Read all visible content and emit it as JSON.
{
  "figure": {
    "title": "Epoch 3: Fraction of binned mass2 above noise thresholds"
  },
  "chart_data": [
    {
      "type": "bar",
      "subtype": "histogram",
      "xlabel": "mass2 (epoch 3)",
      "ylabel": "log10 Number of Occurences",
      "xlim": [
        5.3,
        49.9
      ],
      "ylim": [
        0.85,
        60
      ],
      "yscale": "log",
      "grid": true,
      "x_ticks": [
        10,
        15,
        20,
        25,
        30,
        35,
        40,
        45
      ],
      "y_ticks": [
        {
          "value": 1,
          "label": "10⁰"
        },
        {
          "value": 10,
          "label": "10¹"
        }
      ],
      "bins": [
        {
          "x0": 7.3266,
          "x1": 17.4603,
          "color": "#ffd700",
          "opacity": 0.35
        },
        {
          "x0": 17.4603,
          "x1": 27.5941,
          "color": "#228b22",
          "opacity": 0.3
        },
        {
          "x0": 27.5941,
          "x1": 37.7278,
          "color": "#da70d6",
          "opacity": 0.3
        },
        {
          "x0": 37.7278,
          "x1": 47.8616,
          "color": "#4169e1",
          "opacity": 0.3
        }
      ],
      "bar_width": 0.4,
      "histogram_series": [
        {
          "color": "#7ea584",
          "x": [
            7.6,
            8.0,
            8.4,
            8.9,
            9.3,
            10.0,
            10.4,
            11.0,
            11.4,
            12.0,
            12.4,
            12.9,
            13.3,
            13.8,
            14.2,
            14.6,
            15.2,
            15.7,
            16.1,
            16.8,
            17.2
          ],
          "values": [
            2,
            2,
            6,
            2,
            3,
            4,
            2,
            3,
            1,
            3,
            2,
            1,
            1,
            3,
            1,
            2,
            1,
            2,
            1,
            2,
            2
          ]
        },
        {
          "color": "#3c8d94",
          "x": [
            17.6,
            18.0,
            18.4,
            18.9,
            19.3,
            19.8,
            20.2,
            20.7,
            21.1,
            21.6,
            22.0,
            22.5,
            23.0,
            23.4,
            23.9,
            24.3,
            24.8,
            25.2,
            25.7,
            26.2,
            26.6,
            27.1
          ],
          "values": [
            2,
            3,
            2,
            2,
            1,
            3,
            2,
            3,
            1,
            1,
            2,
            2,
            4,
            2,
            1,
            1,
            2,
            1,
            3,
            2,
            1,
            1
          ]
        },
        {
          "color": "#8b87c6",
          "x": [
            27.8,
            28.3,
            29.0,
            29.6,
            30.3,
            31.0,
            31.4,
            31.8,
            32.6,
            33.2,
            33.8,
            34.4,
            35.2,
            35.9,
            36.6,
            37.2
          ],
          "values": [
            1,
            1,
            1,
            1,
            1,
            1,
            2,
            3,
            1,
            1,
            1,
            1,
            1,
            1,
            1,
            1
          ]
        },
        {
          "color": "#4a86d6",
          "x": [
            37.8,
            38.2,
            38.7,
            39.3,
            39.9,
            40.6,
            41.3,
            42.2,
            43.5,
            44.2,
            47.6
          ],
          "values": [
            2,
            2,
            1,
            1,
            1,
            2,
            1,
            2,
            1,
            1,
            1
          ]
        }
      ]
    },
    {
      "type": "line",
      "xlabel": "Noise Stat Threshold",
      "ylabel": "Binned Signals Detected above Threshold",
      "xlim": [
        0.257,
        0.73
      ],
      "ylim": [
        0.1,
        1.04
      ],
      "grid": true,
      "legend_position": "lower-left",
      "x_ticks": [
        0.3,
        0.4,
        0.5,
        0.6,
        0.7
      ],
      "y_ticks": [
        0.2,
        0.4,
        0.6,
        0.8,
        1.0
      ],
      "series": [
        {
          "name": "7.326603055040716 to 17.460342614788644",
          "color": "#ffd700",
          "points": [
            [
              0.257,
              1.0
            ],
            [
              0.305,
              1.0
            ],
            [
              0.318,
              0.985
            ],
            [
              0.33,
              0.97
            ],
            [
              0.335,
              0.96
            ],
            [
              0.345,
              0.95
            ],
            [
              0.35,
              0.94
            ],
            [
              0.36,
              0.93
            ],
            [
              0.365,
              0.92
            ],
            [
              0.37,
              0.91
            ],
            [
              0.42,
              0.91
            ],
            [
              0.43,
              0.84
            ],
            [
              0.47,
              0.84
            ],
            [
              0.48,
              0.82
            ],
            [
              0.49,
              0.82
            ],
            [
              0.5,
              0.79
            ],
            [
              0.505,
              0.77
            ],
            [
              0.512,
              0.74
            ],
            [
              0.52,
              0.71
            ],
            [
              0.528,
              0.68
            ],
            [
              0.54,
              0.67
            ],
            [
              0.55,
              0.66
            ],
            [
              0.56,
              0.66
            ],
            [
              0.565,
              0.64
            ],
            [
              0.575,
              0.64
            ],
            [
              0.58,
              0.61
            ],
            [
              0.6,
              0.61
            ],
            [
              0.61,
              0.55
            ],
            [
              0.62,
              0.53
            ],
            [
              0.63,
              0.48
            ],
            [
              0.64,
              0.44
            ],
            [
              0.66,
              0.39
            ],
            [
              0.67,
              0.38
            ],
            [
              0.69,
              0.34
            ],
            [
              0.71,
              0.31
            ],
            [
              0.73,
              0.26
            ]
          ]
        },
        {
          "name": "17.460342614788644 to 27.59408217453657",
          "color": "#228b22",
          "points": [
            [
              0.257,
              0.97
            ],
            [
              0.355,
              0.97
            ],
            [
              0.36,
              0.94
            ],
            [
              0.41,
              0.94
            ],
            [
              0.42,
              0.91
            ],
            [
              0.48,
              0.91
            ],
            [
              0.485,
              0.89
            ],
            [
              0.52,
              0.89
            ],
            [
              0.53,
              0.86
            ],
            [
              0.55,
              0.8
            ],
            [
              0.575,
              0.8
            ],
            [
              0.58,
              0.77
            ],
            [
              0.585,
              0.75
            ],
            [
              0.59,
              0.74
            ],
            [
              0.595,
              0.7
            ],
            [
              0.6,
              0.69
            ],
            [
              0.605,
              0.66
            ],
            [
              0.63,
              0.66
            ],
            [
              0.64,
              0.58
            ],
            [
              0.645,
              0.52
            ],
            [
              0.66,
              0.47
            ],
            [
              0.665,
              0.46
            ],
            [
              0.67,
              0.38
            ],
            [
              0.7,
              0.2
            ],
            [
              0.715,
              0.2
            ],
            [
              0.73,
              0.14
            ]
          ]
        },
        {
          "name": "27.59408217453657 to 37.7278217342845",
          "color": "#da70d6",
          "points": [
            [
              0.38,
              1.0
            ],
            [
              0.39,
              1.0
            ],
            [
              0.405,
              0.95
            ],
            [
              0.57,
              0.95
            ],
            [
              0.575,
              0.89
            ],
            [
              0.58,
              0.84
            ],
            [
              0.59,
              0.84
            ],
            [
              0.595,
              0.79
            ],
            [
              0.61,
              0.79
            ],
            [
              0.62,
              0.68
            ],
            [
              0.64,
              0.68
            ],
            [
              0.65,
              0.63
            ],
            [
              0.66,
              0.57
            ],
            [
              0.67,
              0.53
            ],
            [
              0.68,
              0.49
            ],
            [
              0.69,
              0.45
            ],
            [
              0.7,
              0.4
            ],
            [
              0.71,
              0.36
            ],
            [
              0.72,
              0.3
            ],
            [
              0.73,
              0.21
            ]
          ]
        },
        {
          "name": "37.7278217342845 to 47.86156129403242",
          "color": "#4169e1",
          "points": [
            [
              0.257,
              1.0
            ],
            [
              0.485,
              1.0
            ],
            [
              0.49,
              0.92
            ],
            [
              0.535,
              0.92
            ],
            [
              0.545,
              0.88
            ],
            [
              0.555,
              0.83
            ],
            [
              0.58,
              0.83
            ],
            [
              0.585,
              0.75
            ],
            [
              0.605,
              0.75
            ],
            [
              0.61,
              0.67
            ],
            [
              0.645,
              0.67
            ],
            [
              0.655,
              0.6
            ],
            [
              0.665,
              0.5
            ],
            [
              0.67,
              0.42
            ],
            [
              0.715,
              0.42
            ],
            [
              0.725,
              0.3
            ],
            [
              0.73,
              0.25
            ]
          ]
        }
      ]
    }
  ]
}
----------
DIRECTIVE
Go through the records and pull out each line that includes the word "ylabel".

WRITTEN RESPONSE
      "ylabel": "log10 Number of Occurences",
      "ylabel": "Binned Signals Detected above Threshold",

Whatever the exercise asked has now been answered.